• **REQUIREMENTS**: Report only the number of lines in this material that include "will".

• **DATA TO USE**:
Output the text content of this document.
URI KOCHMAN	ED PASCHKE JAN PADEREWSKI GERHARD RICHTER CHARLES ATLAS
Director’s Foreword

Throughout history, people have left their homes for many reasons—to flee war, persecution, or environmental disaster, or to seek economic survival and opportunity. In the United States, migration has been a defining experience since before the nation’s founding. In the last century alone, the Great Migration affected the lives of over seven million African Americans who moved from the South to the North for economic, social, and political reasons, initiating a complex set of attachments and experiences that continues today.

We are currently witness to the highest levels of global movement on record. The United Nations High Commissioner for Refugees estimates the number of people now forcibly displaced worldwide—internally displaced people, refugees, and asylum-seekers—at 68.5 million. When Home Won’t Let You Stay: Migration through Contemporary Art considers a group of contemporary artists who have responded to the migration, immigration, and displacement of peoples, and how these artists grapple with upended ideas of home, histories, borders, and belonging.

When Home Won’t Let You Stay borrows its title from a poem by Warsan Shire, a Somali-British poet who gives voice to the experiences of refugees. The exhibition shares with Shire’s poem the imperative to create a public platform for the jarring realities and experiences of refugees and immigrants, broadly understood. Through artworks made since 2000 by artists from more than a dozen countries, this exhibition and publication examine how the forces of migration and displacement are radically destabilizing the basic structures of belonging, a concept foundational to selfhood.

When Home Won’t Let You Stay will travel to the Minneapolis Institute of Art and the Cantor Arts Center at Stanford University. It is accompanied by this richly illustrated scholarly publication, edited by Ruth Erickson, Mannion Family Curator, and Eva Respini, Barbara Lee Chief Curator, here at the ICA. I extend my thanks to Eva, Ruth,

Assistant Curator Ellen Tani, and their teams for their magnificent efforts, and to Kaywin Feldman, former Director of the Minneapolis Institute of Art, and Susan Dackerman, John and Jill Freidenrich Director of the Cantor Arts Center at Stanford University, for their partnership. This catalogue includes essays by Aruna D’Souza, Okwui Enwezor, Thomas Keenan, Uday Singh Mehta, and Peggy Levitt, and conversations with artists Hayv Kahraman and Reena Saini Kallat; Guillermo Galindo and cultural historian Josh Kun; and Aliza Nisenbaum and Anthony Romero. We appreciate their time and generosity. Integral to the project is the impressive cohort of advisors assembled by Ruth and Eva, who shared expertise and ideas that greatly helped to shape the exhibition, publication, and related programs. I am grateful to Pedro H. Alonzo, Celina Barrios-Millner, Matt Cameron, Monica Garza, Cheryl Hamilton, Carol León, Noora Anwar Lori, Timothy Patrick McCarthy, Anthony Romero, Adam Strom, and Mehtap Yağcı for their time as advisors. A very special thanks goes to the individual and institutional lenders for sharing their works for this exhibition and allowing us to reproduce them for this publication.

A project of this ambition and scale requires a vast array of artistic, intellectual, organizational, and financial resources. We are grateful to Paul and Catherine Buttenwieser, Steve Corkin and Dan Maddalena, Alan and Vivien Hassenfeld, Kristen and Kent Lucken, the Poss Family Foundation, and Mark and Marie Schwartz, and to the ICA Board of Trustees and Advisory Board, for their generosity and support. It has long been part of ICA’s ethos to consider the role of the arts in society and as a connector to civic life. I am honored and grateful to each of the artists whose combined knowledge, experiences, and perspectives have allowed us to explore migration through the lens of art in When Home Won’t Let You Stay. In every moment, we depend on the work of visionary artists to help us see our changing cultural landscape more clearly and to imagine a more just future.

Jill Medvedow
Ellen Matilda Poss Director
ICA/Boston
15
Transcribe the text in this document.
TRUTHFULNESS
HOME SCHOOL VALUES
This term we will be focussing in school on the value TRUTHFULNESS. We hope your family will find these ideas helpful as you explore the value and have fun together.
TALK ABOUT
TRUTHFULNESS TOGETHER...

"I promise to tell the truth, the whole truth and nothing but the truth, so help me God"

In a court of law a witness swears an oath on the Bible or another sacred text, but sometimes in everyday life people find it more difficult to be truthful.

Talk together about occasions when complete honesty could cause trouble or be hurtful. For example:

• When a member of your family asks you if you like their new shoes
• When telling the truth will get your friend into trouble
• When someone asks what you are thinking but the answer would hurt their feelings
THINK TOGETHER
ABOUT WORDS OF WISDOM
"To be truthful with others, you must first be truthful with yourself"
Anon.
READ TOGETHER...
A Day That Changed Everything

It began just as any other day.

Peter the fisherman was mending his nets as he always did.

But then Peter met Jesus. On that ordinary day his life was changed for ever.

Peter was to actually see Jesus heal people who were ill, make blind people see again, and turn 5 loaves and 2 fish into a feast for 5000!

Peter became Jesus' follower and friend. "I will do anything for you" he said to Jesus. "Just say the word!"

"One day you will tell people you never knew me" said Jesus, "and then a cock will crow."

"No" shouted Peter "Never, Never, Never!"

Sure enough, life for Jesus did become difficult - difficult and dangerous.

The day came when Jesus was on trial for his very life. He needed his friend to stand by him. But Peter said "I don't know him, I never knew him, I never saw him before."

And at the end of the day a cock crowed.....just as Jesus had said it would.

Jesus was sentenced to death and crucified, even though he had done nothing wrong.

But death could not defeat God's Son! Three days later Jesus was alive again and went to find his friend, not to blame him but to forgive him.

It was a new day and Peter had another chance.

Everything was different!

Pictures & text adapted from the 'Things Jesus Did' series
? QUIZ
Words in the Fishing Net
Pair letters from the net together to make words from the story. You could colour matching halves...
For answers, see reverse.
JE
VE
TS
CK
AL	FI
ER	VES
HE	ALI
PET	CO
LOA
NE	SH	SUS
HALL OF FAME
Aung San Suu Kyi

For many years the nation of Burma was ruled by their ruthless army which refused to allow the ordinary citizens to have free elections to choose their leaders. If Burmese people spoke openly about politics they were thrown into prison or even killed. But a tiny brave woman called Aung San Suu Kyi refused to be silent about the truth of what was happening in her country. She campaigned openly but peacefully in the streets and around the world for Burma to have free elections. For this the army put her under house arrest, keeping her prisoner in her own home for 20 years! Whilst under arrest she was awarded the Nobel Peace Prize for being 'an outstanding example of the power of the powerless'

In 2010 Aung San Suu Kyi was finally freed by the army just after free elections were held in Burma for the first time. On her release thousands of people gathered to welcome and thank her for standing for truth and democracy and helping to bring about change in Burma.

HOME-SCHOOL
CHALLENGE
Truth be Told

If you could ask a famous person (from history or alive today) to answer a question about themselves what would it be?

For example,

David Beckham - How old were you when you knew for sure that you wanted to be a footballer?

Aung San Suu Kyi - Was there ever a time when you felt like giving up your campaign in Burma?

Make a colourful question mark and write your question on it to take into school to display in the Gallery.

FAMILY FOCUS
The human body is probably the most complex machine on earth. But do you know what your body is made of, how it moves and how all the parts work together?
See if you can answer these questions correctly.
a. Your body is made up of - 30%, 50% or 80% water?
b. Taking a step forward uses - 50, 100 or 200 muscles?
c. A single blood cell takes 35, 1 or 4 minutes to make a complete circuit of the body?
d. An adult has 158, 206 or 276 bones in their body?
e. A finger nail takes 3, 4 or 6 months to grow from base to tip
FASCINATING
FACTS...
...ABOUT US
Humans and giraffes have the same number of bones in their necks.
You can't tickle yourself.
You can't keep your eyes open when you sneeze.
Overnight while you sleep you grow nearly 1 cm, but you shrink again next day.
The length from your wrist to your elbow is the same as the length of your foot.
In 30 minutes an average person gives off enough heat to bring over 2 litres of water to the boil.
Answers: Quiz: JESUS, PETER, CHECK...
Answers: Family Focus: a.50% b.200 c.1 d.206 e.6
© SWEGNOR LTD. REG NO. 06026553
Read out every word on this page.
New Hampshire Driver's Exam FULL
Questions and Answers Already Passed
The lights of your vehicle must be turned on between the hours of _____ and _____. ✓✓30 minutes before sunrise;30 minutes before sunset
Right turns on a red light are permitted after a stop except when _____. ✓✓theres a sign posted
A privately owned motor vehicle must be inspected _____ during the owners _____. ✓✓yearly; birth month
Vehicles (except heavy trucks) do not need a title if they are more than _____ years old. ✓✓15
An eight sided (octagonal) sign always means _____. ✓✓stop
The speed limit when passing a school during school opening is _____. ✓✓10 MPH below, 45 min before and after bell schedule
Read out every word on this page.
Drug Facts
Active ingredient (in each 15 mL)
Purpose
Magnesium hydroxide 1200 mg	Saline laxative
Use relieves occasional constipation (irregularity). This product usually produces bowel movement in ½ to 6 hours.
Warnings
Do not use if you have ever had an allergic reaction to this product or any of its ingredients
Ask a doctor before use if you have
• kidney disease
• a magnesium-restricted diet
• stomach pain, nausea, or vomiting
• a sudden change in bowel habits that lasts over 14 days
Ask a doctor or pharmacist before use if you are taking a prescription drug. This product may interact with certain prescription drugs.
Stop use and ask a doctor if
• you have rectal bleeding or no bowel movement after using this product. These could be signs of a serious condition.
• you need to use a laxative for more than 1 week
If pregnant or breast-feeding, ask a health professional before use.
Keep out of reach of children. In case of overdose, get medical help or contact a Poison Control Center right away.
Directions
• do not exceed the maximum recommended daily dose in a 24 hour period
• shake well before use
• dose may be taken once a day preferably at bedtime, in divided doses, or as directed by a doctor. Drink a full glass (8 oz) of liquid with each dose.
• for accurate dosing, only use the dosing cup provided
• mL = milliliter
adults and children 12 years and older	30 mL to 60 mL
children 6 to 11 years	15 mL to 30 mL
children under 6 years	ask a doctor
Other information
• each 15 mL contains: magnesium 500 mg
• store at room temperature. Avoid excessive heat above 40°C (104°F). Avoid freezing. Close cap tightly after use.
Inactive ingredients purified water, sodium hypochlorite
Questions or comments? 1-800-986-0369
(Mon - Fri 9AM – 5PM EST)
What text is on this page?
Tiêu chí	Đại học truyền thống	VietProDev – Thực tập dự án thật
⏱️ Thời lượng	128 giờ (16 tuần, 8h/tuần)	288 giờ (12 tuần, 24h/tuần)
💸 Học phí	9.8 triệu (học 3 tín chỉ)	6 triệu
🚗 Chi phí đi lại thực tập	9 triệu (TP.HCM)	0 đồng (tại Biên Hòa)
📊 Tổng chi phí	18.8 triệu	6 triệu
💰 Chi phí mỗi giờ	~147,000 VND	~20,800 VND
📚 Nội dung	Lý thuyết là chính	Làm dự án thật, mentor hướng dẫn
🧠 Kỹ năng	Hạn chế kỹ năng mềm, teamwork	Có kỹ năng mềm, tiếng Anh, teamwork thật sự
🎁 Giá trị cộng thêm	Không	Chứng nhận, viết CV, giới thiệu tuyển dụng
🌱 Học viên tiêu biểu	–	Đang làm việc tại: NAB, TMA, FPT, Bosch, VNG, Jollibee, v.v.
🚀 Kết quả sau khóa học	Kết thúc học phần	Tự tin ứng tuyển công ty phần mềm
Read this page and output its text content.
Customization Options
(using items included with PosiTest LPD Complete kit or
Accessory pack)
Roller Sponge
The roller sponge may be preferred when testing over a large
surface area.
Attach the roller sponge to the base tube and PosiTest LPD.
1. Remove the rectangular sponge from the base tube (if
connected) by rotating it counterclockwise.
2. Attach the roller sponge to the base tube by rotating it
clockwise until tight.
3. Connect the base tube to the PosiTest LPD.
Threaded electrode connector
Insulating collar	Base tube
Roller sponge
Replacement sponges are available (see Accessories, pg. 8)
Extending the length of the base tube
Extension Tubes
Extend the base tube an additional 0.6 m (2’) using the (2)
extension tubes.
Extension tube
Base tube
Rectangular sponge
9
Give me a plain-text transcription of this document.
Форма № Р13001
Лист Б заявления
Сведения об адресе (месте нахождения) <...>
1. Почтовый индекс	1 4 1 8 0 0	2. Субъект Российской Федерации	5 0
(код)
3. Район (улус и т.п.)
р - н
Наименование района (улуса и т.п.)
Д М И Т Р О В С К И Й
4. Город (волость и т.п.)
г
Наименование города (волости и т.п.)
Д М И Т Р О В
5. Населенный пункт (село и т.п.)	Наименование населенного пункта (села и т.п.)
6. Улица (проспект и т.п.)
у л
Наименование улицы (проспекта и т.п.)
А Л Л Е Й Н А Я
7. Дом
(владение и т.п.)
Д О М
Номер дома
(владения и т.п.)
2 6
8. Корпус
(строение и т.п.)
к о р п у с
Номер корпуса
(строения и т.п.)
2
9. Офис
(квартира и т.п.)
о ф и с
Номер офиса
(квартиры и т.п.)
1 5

• **SOLVED PROBLEM**: 5